**Task requirements**
Write out all of the data exactly as it appears.

**Data records**
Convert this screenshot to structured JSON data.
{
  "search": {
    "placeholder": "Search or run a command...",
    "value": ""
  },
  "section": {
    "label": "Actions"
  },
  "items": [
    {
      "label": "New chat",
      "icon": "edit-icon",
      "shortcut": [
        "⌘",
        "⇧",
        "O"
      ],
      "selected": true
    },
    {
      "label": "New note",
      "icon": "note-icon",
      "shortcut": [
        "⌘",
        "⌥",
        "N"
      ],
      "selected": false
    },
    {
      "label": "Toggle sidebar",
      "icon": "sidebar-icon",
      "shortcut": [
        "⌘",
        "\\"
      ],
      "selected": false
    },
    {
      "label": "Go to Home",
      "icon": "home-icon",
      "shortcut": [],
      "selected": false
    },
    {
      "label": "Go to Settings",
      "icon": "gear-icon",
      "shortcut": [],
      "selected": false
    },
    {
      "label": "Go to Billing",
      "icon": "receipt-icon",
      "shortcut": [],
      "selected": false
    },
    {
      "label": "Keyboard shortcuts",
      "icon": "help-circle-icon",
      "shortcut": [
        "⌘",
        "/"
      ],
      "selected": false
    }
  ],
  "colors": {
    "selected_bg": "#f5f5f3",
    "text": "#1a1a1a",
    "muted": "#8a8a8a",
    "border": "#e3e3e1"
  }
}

**Solution for this problem**
Convert this screenshot to structured JSON data.
{
  "search": {
    "placeholder": "Search or run a command...",
    "value": ""
  },
  "section": {
    "label": "Actions"
  },
  "items": [
    {
      "label": "New chat",
      "icon": "edit-icon",
      "shortcut": [
        "⌘",
        "⇧",
        "O"
      ],
      "selected": true
    },
    {
      "label": "New note",
      "icon": "note-icon",
      "shortcut": [
        "⌘",
        "⌥",
        "N"
      ],
      "selected": false
    },
    {
      "label": "Toggle sidebar",
      "icon": "sidebar-icon",
      "shortcut": [
        "⌘",
        "\\"
      ],
      "selected": false
    },
    {
      "label": "Go to Home",
      "icon": "home-icon",
      "shortcut": [],
      "selected": false
    },
    {
      "label": "Go to Settings",
      "icon": "gear-icon",
      "shortcut": [],
      "selected": false
    },
    {
      "label": "Go to Billing",
      "icon": "receipt-icon",
      "shortcut": [],
      "selected": false
    },
    {
      "label": "Keyboard shortcuts",
      "icon": "help-circle-icon",
      "shortcut": [
        "⌘",
        "/"
      ],
      "selected": false
    }
  ],
  "colors": {
    "selected_bg": "#f5f5f3",
    "text": "#1a1a1a",
    "muted": "#8a8a8a",
    "border": "#e3e3e1"
  }
}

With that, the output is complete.